▶ Direction
Reproduce the listing below word for word, leaving out the pictures.

(Item position entries)
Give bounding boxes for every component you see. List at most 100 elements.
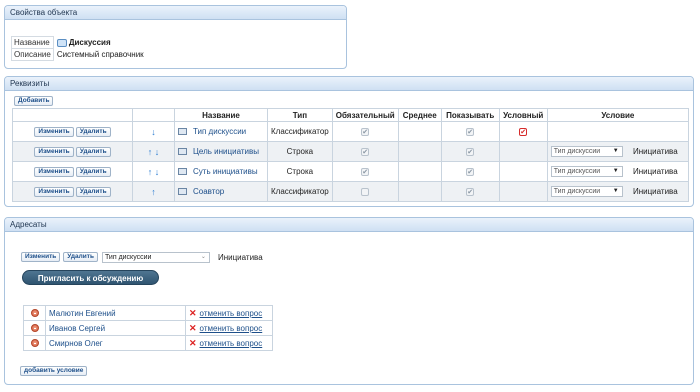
table-row: Изменить Удалить ↑ Соавтор Классификатор… xyxy=(12,181,690,202)
requisites-panel: Реквизиты Добавить Название Тип Обязател… xyxy=(4,76,694,207)
delete-button[interactable]: Удалить xyxy=(75,167,111,177)
table-row: Изменить Удалить ↑ ↓ Цель инициативы Стр… xyxy=(12,141,690,162)
invite-button[interactable]: Пригласить к обсуждению xyxy=(22,270,159,285)
row-type: Строка xyxy=(267,141,333,162)
col-required: Обязательный xyxy=(331,108,399,122)
table-row: Иванов Сергей ✕ отменить вопрос xyxy=(23,320,273,336)
condition-value: Инициатива xyxy=(632,186,678,196)
move-arrows-icon[interactable]: ↑ ↓ xyxy=(148,147,160,157)
conditional-checkbox[interactable]: ✔ xyxy=(519,127,528,136)
row-condition: Тип дискуссии ▼ Инициатива xyxy=(546,141,690,162)
cancel-question-link[interactable]: отменить вопрос xyxy=(200,324,263,333)
table-row: Изменить Удалить ↑ ↓ Суть инициативы Стр… xyxy=(12,161,690,182)
row-required: ✔ xyxy=(331,141,399,162)
addressee-condition-select[interactable]: Тип дискуссии ⌄ xyxy=(101,251,210,263)
close-icon[interactable]: ✕ xyxy=(189,308,197,318)
requisite-name-link[interactable]: Тип дискуссии xyxy=(193,127,246,136)
edit-button[interactable]: Изменить xyxy=(34,187,74,197)
table-row: Изменить Удалить ↓ Тип дискуссии Классиф… xyxy=(12,121,690,142)
table-row: Малютин Евгений ✕ отменить вопрос xyxy=(23,305,273,321)
show-checkbox[interactable]: ✔ xyxy=(466,167,475,176)
addressee-condition-value: Инициатива xyxy=(217,252,263,262)
delete-button[interactable]: Удалить xyxy=(75,147,111,157)
chat-icon xyxy=(56,38,67,47)
row-show: ✔ xyxy=(440,161,500,182)
col-average: Среднее xyxy=(397,108,442,122)
show-checkbox[interactable]: ✔ xyxy=(466,127,475,136)
properties-table: Название Дискуссия Описание Системный сп… xyxy=(11,36,147,61)
remove-icon[interactable] xyxy=(30,339,39,348)
row-show: ✔ xyxy=(440,141,500,162)
close-icon[interactable]: ✕ xyxy=(189,323,197,333)
remove-cell xyxy=(23,305,46,321)
delete-button[interactable]: Удалить xyxy=(63,252,98,262)
edit-button[interactable]: Изменить xyxy=(34,147,74,157)
person-name[interactable]: Смирнов Олег xyxy=(45,335,186,351)
row-actions: Изменить Удалить xyxy=(12,161,133,182)
col-actions xyxy=(12,108,133,122)
person-name[interactable]: Иванов Сергей xyxy=(45,320,186,336)
edit-button[interactable]: Изменить xyxy=(34,167,74,177)
delete-button[interactable]: Удалить xyxy=(75,187,111,197)
remove-icon[interactable] xyxy=(30,324,39,333)
table-row: Смирнов Олег ✕ отменить вопрос xyxy=(23,335,273,351)
row-conditional: ✔ xyxy=(498,121,548,142)
row-order: ↓ xyxy=(132,121,175,142)
row-average xyxy=(397,161,442,182)
row-actions: Изменить Удалить xyxy=(12,141,133,162)
condition-value: Инициатива xyxy=(632,166,678,176)
name-label: Название xyxy=(11,36,54,49)
condition-value: Инициатива xyxy=(632,146,678,156)
condition-select[interactable]: Тип дискуссии ▼ xyxy=(550,166,623,177)
document-icon xyxy=(178,128,187,136)
addressees-table: Малютин Евгений ✕ отменить вопрос Иванов … xyxy=(23,305,273,351)
row-order: ↑ xyxy=(132,181,175,202)
close-icon[interactable]: ✕ xyxy=(189,338,197,348)
move-arrows-icon[interactable]: ↑ xyxy=(151,187,156,197)
condition-select-value: Тип дискуссии xyxy=(553,168,601,175)
cancel-question-link[interactable]: отменить вопрос xyxy=(200,339,263,348)
chevron-down-icon: ▼ xyxy=(612,168,619,174)
col-condition: Условие xyxy=(546,108,690,122)
required-checkbox[interactable] xyxy=(361,187,370,196)
requisite-name-link[interactable]: Суть инициативы xyxy=(193,167,258,176)
row-show: ✔ xyxy=(440,121,500,142)
col-type: Тип xyxy=(267,108,333,122)
row-conditional xyxy=(498,161,548,182)
required-checkbox[interactable]: ✔ xyxy=(361,167,370,176)
edit-button[interactable]: Изменить xyxy=(21,252,61,262)
properties-panel: Свойства объекта Название Дискуссия Опис… xyxy=(4,5,347,69)
cancel-question-link[interactable]: отменить вопрос xyxy=(200,309,263,318)
row-average xyxy=(397,181,442,202)
chevron-down-icon: ⌄ xyxy=(200,253,206,260)
row-name-cell: Суть инициативы xyxy=(174,161,268,182)
show-checkbox[interactable]: ✔ xyxy=(466,187,475,196)
edit-button[interactable]: Изменить xyxy=(34,127,74,137)
addressees-toolbar: Изменить Удалить Тип дискуссии ⌄ Инициат… xyxy=(21,250,263,264)
person-name[interactable]: Малютин Евгений xyxy=(45,305,186,321)
requisite-name-link[interactable]: Цель инициативы xyxy=(193,147,259,156)
description-label: Описание xyxy=(11,48,54,61)
condition-select[interactable]: Тип дискуссии ▼ xyxy=(550,146,623,157)
move-arrows-icon[interactable]: ↑ ↓ xyxy=(148,167,160,177)
show-checkbox[interactable]: ✔ xyxy=(466,147,475,156)
requisites-table: Название Тип Обязательный Среднее Показы… xyxy=(12,108,690,202)
remove-icon[interactable] xyxy=(30,309,39,318)
requisite-name-link[interactable]: Соавтор xyxy=(193,187,224,196)
remove-cell xyxy=(23,335,46,351)
add-requisite-button[interactable]: Добавить xyxy=(14,96,54,106)
col-order xyxy=(132,108,175,122)
addressee-select-value: Тип дискуссии xyxy=(104,253,152,261)
delete-button[interactable]: Удалить xyxy=(75,127,111,137)
row-required xyxy=(331,181,399,202)
move-arrows-icon[interactable]: ↓ xyxy=(151,127,156,137)
cancel-cell: ✕ отменить вопрос xyxy=(185,335,273,351)
row-show: ✔ xyxy=(440,181,500,202)
addressees-header: Адресаты xyxy=(5,218,693,232)
condition-select[interactable]: Тип дискуссии ▼ xyxy=(550,186,623,197)
row-name-cell: Цель инициативы xyxy=(174,141,268,162)
required-checkbox[interactable]: ✔ xyxy=(361,147,370,156)
required-checkbox[interactable]: ✔ xyxy=(361,127,370,136)
row-required: ✔ xyxy=(331,161,399,182)
add-condition-button[interactable]: добавить условие xyxy=(20,366,88,376)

▶ Solution to this exercise
Give bounding boxes for every component you see. List at most 100 elements.
table-row: Изменить Удалить ↑ Соавтор Классификатор… xyxy=(12,181,690,202)
requisites-panel: Реквизиты Добавить Название Тип Обязател… xyxy=(4,76,694,207)
delete-button[interactable]: Удалить xyxy=(75,167,111,177)
table-row: Изменить Удалить ↑ ↓ Цель инициативы Стр… xyxy=(12,141,690,162)
invite-button[interactable]: Пригласить к обсуждению xyxy=(22,270,159,285)
row-type: Строка xyxy=(267,141,333,162)
col-required: Обязательный xyxy=(331,108,399,122)
table-row: Иванов Сергей ✕ отменить вопрос xyxy=(23,320,273,336)
condition-value: Инициатива xyxy=(632,186,678,196)
move-arrows-icon[interactable]: ↑ ↓ xyxy=(148,147,160,157)
conditional-checkbox[interactable]: ✔ xyxy=(519,127,528,136)
row-condition: Тип дискуссии ▼ Инициатива xyxy=(546,141,690,162)
cancel-question-link[interactable]: отменить вопрос xyxy=(200,324,263,333)
table-row: Изменить Удалить ↑ ↓ Суть инициативы Стр… xyxy=(12,161,690,182)
row-required: ✔ xyxy=(331,141,399,162)
addressee-condition-select[interactable]: Тип дискуссии ⌄ xyxy=(101,251,210,263)
close-icon[interactable]: ✕ xyxy=(189,308,197,318)
requisite-name-link[interactable]: Тип дискуссии xyxy=(193,127,246,136)
edit-button[interactable]: Изменить xyxy=(34,187,74,197)
table-row: Изменить Удалить ↓ Тип дискуссии Классиф… xyxy=(12,121,690,142)
table-row: Малютин Евгений ✕ отменить вопрос xyxy=(23,305,273,321)
show-checkbox[interactable]: ✔ xyxy=(466,167,475,176)
addressee-condition-value: Инициатива xyxy=(217,252,263,262)
delete-button[interactable]: Удалить xyxy=(75,147,111,157)
chat-icon xyxy=(56,38,67,47)
row-show: ✔ xyxy=(440,161,500,182)
col-average: Среднее xyxy=(397,108,442,122)
show-checkbox[interactable]: ✔ xyxy=(466,127,475,136)
properties-table: Название Дискуссия Описание Системный сп… xyxy=(11,36,147,61)
remove-icon[interactable] xyxy=(30,339,39,348)
row-show: ✔ xyxy=(440,141,500,162)
close-icon[interactable]: ✕ xyxy=(189,323,197,333)
remove-cell xyxy=(23,305,46,321)
delete-button[interactable]: Удалить xyxy=(63,252,98,262)
edit-button[interactable]: Изменить xyxy=(34,147,74,157)
person-name[interactable]: Смирнов Олег xyxy=(45,335,186,351)
row-actions: Изменить Удалить xyxy=(12,161,133,182)
col-actions xyxy=(12,108,133,122)
person-name[interactable]: Иванов Сергей xyxy=(45,320,186,336)
edit-button[interactable]: Изменить xyxy=(34,167,74,177)
delete-button[interactable]: Удалить xyxy=(75,187,111,197)
remove-icon[interactable] xyxy=(30,324,39,333)
table-row: Смирнов Олег ✕ отменить вопрос xyxy=(23,335,273,351)
row-conditional: ✔ xyxy=(498,121,548,142)
row-order: ↓ xyxy=(132,121,175,142)
row-average xyxy=(397,161,442,182)
row-actions: Изменить Удалить xyxy=(12,141,133,162)
condition-value: Инициатива xyxy=(632,166,678,176)
name-label: Название xyxy=(11,36,54,49)
condition-value: Инициатива xyxy=(632,146,678,156)
condition-select[interactable]: Тип дискуссии ▼ xyxy=(550,166,623,177)
document-icon xyxy=(178,128,187,136)
addressees-table: Малютин Евгений ✕ отменить вопрос Иванов … xyxy=(23,305,273,351)
row-order: ↑ xyxy=(132,181,175,202)
close-icon[interactable]: ✕ xyxy=(189,338,197,348)
move-arrows-icon[interactable]: ↑ xyxy=(151,187,156,197)
condition-select-value: Тип дискуссии xyxy=(553,168,601,175)
cancel-question-link[interactable]: отменить вопрос xyxy=(200,339,263,348)
chevron-down-icon: ▼ xyxy=(612,168,619,174)
col-condition: Условие xyxy=(546,108,690,122)
required-checkbox[interactable] xyxy=(361,187,370,196)
requisite-name-link[interactable]: Суть инициативы xyxy=(193,167,258,176)
row-show: ✔ xyxy=(440,121,500,142)
col-type: Тип xyxy=(267,108,333,122)
row-conditional xyxy=(498,161,548,182)
required-checkbox[interactable]: ✔ xyxy=(361,167,370,176)
edit-button[interactable]: Изменить xyxy=(21,252,61,262)
properties-panel: Свойства объекта Название Дискуссия Опис… xyxy=(4,5,347,69)
cancel-question-link[interactable]: отменить вопрос xyxy=(200,309,263,318)
row-average xyxy=(397,181,442,202)
chevron-down-icon: ⌄ xyxy=(200,253,206,260)
row-name-cell: Суть инициативы xyxy=(174,161,268,182)
show-checkbox[interactable]: ✔ xyxy=(466,187,475,196)
edit-button[interactable]: Изменить xyxy=(34,127,74,137)
addressees-toolbar: Изменить Удалить Тип дискуссии ⌄ Инициат… xyxy=(21,250,263,264)
person-name[interactable]: Малютин Евгений xyxy=(45,305,186,321)
requisite-name-link[interactable]: Цель инициативы xyxy=(193,147,259,156)
description-label: Описание xyxy=(11,48,54,61)
condition-select[interactable]: Тип дискуссии ▼ xyxy=(550,146,623,157)
move-arrows-icon[interactable]: ↑ ↓ xyxy=(148,167,160,177)
show-checkbox[interactable]: ✔ xyxy=(466,147,475,156)
requisites-table: Название Тип Обязательный Среднее Показы… xyxy=(12,108,690,202)
remove-icon[interactable] xyxy=(30,309,39,318)
requisite-name-link[interactable]: Соавтор xyxy=(193,187,224,196)
remove-cell xyxy=(23,335,46,351)
add-requisite-button[interactable]: Добавить xyxy=(14,96,54,106)
col-order xyxy=(132,108,175,122)
addressee-select-value: Тип дискуссии xyxy=(104,253,152,261)
delete-button[interactable]: Удалить xyxy=(75,127,111,137)
row-required xyxy=(331,181,399,202)
move-arrows-icon[interactable]: ↓ xyxy=(151,127,156,137)
cancel-cell: ✕ отменить вопрос xyxy=(185,335,273,351)
row-show: ✔ xyxy=(440,181,500,202)
addressees-header: Адресаты xyxy=(5,218,693,232)
condition-select[interactable]: Тип дискуссии ▼ xyxy=(550,186,623,197)
row-name-cell: Цель инициативы xyxy=(174,141,268,162)
required-checkbox[interactable]: ✔ xyxy=(361,147,370,156)
required-checkbox[interactable]: ✔ xyxy=(361,127,370,136)
row-required: ✔ xyxy=(331,161,399,182)
add-condition-button[interactable]: добавить условие xyxy=(20,366,88,376)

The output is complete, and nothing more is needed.